**Task:**
How many of the lines below include "ylabel"? Give the number and no other words.

**The data:**
_ _ _ _
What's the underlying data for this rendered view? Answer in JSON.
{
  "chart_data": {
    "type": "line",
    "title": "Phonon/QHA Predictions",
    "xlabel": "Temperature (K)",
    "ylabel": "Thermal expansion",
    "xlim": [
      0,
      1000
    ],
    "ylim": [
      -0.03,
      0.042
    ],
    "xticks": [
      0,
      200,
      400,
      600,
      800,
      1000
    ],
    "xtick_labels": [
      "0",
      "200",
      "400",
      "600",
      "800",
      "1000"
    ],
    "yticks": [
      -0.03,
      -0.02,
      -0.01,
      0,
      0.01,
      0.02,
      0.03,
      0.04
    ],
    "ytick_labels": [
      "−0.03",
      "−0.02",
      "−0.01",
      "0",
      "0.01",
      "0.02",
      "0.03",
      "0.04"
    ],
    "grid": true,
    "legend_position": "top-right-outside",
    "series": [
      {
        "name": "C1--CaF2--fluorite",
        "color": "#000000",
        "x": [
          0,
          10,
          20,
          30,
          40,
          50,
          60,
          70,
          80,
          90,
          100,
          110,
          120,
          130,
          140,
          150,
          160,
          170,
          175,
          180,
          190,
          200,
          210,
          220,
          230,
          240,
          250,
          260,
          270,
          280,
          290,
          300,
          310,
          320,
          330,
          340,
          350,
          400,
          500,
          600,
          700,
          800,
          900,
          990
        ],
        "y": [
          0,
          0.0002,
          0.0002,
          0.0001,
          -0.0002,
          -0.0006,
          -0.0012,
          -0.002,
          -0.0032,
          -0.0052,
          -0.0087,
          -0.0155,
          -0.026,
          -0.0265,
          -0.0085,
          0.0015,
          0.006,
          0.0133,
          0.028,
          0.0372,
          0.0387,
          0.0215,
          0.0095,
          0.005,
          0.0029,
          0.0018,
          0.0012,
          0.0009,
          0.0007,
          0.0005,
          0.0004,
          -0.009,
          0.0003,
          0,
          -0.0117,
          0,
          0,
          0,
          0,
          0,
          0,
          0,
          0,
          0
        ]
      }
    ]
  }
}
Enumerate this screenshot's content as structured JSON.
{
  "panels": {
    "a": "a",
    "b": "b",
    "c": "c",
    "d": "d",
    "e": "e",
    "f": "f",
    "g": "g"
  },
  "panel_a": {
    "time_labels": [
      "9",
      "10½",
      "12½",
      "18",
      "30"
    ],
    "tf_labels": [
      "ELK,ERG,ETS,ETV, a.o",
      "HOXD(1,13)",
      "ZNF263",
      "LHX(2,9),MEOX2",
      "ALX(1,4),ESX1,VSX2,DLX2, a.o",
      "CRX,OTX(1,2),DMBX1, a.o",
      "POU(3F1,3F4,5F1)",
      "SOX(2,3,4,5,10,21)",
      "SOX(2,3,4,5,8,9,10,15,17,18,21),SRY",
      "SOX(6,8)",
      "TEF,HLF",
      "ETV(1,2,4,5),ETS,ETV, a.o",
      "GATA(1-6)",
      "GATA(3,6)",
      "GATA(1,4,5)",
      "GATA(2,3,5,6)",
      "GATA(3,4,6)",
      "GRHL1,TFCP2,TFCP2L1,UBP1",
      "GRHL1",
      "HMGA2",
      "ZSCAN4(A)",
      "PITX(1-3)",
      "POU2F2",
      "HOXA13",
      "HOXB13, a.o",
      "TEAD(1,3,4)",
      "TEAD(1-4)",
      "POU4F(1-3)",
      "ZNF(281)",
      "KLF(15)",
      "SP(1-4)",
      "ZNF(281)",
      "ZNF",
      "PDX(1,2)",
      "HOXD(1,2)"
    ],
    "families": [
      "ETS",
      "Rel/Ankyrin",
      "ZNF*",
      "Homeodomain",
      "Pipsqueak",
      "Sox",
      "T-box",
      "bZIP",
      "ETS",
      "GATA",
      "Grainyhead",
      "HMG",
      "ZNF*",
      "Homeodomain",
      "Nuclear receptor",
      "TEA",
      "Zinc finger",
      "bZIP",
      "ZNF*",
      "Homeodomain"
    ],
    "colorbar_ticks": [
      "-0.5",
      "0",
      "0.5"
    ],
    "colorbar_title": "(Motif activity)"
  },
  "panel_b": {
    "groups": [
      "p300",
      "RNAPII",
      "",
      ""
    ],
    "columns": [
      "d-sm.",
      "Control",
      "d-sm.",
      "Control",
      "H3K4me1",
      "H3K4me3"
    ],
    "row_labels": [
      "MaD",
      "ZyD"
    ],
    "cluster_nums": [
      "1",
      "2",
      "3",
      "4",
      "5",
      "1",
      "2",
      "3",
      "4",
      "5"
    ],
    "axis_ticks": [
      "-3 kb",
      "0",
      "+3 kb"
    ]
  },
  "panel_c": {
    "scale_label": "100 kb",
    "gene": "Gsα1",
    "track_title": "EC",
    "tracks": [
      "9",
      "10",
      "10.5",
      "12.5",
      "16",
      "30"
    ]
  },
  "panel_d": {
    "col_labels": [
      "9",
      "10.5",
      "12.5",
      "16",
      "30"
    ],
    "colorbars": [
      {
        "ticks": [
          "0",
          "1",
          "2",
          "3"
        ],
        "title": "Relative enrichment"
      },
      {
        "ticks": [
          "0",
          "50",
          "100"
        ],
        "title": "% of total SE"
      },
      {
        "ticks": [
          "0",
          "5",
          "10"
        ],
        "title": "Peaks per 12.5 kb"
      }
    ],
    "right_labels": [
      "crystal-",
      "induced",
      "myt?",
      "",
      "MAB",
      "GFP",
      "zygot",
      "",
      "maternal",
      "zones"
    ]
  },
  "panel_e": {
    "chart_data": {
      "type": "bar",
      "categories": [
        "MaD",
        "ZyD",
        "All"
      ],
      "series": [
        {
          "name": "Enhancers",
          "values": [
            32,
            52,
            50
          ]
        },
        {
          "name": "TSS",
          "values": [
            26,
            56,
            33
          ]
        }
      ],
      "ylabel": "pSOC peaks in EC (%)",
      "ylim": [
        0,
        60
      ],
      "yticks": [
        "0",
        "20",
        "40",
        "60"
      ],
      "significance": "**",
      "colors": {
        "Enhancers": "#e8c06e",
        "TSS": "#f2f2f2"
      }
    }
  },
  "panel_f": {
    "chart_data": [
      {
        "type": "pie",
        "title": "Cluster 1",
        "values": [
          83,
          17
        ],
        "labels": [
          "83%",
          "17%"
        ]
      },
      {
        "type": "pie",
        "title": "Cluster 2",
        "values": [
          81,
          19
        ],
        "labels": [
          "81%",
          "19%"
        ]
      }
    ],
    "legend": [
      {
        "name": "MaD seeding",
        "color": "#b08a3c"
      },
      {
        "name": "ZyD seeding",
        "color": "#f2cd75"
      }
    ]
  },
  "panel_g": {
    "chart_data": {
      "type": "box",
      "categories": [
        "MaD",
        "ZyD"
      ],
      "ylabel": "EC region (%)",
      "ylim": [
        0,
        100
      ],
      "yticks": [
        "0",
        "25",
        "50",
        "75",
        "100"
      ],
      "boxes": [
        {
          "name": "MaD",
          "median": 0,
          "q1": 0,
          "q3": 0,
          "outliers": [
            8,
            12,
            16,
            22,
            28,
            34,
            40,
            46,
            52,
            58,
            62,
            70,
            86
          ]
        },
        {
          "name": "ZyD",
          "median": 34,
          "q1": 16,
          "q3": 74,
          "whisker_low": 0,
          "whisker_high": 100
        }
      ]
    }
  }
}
_ _ _ _
**The output:**
3